PROBLEM » Tally every line of the listing where the string "Choose" is found, and state the total alone.

═════ DATA PROVIDED

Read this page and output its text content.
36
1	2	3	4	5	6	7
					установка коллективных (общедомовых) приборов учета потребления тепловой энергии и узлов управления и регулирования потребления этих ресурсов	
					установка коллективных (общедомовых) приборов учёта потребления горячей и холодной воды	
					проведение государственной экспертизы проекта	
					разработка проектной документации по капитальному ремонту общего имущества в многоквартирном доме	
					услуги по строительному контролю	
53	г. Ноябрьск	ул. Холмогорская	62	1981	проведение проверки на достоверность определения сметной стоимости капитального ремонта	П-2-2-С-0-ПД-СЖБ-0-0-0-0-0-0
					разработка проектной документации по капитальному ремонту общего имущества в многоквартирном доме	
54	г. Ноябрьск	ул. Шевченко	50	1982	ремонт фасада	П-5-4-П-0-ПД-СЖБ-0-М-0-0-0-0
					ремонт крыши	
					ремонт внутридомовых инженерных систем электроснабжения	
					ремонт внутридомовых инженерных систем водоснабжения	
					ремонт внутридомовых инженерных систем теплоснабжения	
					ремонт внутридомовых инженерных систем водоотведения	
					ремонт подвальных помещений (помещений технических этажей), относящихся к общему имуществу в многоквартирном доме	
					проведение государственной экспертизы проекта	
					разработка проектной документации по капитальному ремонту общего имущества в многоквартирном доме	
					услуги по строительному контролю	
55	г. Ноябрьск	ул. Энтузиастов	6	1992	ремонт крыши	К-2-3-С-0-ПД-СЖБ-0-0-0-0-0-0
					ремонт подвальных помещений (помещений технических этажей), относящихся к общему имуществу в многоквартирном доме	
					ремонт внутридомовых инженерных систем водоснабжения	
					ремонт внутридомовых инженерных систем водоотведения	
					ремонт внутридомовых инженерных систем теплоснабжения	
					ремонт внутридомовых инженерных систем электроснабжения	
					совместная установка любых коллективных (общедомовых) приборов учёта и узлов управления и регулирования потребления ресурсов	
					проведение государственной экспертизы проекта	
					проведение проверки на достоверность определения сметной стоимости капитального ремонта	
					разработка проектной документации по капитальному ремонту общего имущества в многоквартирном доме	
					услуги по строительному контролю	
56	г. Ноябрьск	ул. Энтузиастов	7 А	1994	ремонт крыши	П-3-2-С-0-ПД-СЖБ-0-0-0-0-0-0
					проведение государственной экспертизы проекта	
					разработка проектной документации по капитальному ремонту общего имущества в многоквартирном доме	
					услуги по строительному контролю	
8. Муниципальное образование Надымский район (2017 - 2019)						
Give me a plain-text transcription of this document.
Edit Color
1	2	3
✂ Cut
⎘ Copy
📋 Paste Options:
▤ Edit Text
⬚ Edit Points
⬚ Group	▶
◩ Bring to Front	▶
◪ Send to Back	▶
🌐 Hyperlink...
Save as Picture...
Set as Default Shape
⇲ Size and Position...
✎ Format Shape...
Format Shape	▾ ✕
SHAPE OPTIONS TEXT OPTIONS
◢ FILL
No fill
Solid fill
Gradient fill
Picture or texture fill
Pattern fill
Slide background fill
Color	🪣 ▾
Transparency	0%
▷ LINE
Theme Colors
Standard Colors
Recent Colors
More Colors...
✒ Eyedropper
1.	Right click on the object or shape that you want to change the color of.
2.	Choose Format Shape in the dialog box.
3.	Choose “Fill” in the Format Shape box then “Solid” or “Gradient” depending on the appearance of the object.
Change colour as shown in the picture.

══════════
═════ DATA PROVIDED

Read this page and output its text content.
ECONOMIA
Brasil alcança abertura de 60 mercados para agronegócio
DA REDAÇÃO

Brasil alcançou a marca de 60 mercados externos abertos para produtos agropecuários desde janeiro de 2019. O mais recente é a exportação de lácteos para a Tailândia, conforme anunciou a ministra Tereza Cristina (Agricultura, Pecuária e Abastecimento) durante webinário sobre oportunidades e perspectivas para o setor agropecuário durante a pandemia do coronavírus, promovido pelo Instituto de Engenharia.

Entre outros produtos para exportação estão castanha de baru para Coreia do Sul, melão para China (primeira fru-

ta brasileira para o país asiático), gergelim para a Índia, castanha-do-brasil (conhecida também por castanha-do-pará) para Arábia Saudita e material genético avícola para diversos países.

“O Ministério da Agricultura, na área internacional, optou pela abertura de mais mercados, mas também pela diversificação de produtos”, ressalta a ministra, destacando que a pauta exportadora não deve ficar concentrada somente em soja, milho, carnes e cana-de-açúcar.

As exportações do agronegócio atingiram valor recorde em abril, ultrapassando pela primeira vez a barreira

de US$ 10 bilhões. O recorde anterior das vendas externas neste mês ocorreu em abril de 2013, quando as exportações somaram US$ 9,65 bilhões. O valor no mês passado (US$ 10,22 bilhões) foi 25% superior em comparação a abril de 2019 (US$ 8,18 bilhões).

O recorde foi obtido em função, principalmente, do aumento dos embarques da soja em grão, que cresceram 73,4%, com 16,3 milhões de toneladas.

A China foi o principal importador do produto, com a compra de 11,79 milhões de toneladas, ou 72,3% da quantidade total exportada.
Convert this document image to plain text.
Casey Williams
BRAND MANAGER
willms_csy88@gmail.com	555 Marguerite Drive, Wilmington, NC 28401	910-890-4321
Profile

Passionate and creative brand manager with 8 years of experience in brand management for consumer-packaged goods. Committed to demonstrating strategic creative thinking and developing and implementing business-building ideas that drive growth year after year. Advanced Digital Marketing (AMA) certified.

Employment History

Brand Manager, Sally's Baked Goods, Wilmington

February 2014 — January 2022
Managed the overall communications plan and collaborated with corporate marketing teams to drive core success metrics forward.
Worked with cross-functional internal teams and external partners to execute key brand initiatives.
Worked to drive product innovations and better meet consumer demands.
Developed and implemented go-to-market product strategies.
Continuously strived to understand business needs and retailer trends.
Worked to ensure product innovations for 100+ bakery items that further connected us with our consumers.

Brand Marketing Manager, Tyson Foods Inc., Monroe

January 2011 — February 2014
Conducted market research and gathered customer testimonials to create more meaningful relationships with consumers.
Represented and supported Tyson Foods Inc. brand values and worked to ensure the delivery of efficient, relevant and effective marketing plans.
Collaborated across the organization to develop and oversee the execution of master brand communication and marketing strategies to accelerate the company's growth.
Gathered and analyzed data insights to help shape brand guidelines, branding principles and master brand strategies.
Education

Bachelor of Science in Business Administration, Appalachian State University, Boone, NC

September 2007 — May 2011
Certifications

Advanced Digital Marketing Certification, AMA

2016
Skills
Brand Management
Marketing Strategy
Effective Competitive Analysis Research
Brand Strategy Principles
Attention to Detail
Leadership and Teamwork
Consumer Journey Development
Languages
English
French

══════════

PROBLEM SOLUTION » 2